• _WORK TO DO_
Pull every "this" line out of the data below.
┄┄┄┄┄┄
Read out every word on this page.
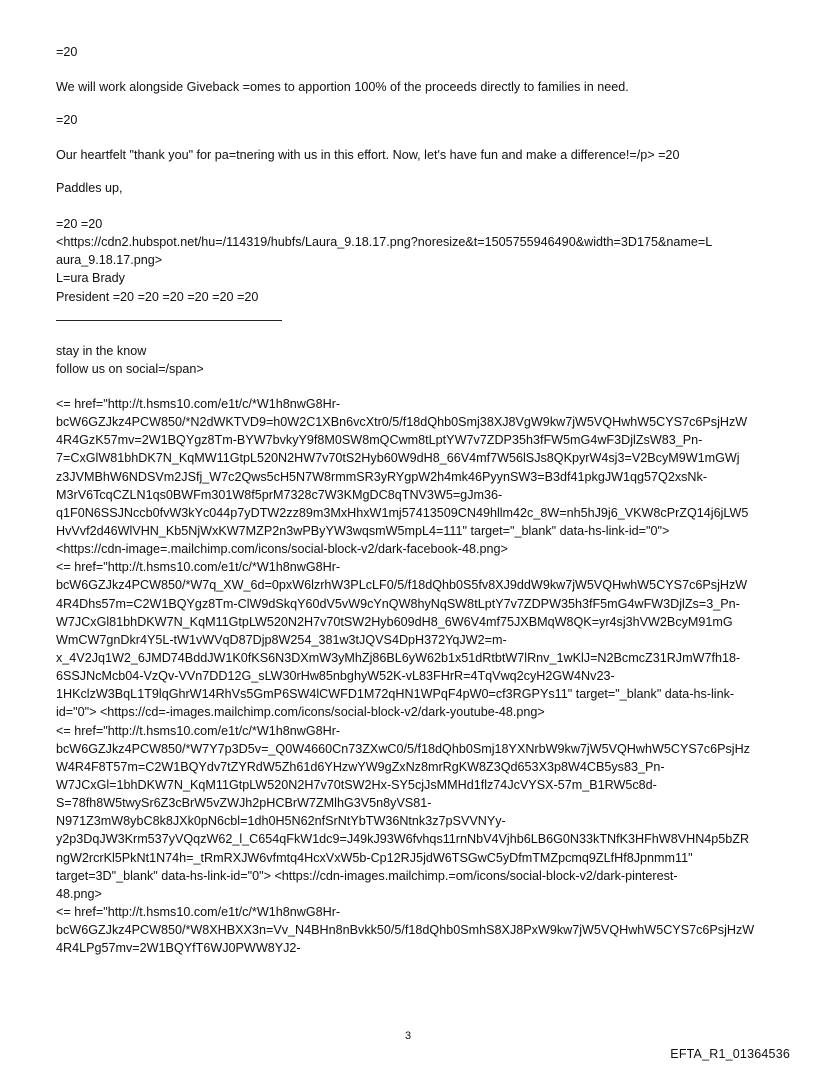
=20
We will work alongside Giveback =omes to apportion 100% of the proceeds directly to families in need.
=20
Our heartfelt "thank you" for pa=tnering with us in this effort. Now, let's have fun and make a difference!=/p> =20
Paddles up,
=20 =20
<https://cdn2.hubspot.net/hu=/114319/hubfs/Laura_9.18.17.png?noresize&t=1505755946490&width=3D175&name=L
aura_9.18.17.png>
L=ura Brady
President =20 =20 =20 =20 =20 =20
stay in the know
follow us on social=/span>
<= href="http://t.hsms10.com/e1t/c/*W1h8nwG8Hr-
bcW6GZJkz4PCW850/*N2dWKTVD9=h0W2C1XBn6vcXtr0/5/f18dQhb0Smj38XJ8VgW9kw7jW5VQHwhW5CYS7c6PsjHzW
4R4GzK57mv=2W1BQYgz8Tm-BYW7bvkyY9f8M0SW8mQCwm8tLptYW7v7ZDP35h3fFW5mG4wF3DjlZsW83_Pn-
7=CxGlW81bhDK7N_KqMW11GtpL520N2HW7v70tS2Hyb60W9dH8_66V4mf7W56lSJs8QKpyrW4sj3=V2BcyM9W1mGWj
z3JVMBhW6NDSVm2JSfj_W7c2Qws5cH5N7W8rmmSR3yRYgpW2h4mk46PyynSW3=B3df41pkgJW1qg57Q2xsNk-
M3rV6TcqCZLN1qs0BWFm301W8f5prM7328c7W3KMgDC8qTNV3W5=gJm36-
q1F0N6SSJNccb0fvW3kYc044p7yDTW2zz89m3MxHhxW1mj57413509CN49hllm42c_8W=nh5hJ9j6_VKW8cPrZQ14j6jLW5
HvVvf2d46WlVHN_Kb5NjWxKW7MZP2n3wPByYW3wqsmW5mpL4=111" target="_blank" data-hs-link-id="0">
<https://cdn-image=.mailchimp.com/icons/social-block-v2/dark-facebook-48.png>
<= href="http://t.hsms10.com/e1t/c/*W1h8nwG8Hr-
bcW6GZJkz4PCW850/*W7q_XW_6d=0pxW6lzrhW3PLcLF0/5/f18dQhb0S5fv8XJ9ddW9kw7jW5VQHwhW5CYS7c6PsjHzW
4R4Dhs57m=C2W1BQYgz8Tm-ClW9dSkqY60dV5vW9cYnQW8hyNqSW8tLptY7v7ZDPW35h3fF5mG4wFW3DjlZs=3_Pn-
W7JCxGl81bhDKW7N_KqM11GtpLW520N2H7v70tSW2Hyb609dH8_6W6V4mf75JXBMqW8QK=yr4sj3hVW2BcyM91mG
WmCW7gnDkr4Y5L-tW1vWVqD87Djp8W254_381w3tJQVS4DpH372YqJW2=m-
x_4V2Jq1W2_6JMD74BddJW1K0fKS6N3DXmW3yMhZj86BL6yW62b1x51dRtbtW7lRnv_1wKlJ=N2BcmcZ31RJmW7fh18-
6SSJNcMcb04-VzQv-VVn7DD12G_sLW30rHw85nbghyW52K-vL83FHrR=4TqVwq2cyH2GW4Nv23-
1HKclzW3BqL1T9lqGhrW14RhVs5GmP6SW4lCWFD1M72qHN1WPqF4pW0=cf3RGPYs11" target="_blank" data-hs-link-
id="0"> <https://cd=-images.mailchimp.com/icons/social-block-v2/dark-youtube-48.png>
<= href="http://t.hsms10.com/e1t/c/*W1h8nwG8Hr-
bcW6GZJkz4PCW850/*W7Y7p3D5v=_Q0W4660Cn73ZXwC0/5/f18dQhb0Smj18YXNrbW9kw7jW5VQHwhW5CYS7c6PsjHz
W4R4F8T57m=C2W1BQYdv7tZYRdW5Zh61d6YHzwYW9gZxNz8mrRgKW8Z3Qd653X3p8W4CB5ys83_Pn-
W7JCxGl=1bhDKW7N_KqM11GtpLW520N2H7v70tSW2Hx-SY5cjJsMMHd1flz74JcVYSX-57m_B1RW5c8d-
S=78fh8W5twySr6Z3cBrW5vZWJh2pHCBrW7ZMlhG3V5n8yVS81-
N971Z3mW8ybC8k8JXk0pN6cbl=1dh0H5N62nfSrNtYbTW36Ntnk3z7pSVVNYy-
y2p3DqJW3Krm537yVQqzW62_l_C654qFkW1dc9=J49kJ93W6fvhqs11rnNbV4Vjhb6LB6G0N33kTNfK3HFhW8VHN4p5bZR
ngW2rcrKl5PkNt1N74h=_tRmRXJW6vfmtq4HcxVxW5b-Cp12RJ5jdW6TSGwC5yDfmTMZpcmq9ZLfHf8Jpnmm11"
target=3D"_blank" data-hs-link-id="0"> <https://cdn-images.mailchimp.=om/icons/social-block-v2/dark-pinterest-
48.png>
<= href="http://t.hsms10.com/e1t/c/*W1h8nwG8Hr-
bcW6GZJkz4PCW850/*W8XHBXX3n=Vv_N4BHn8nBvkk50/5/f18dQhb0SmhS8XJ8PxW9kw7jW5VQHwhW5CYS7c6PsjHzW
4R4LPg57mv=2W1BQYfT6WJ0PWW8YJ2-
3
EFTA_R1_01364536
┄┄┄┄┄┄
• _RESPONSE BELOW_
Read out every word on this page.
Our heartfelt "thank you" for pa=tnering with us in this effort. Now, let's have fun and make a difference!=/p> =20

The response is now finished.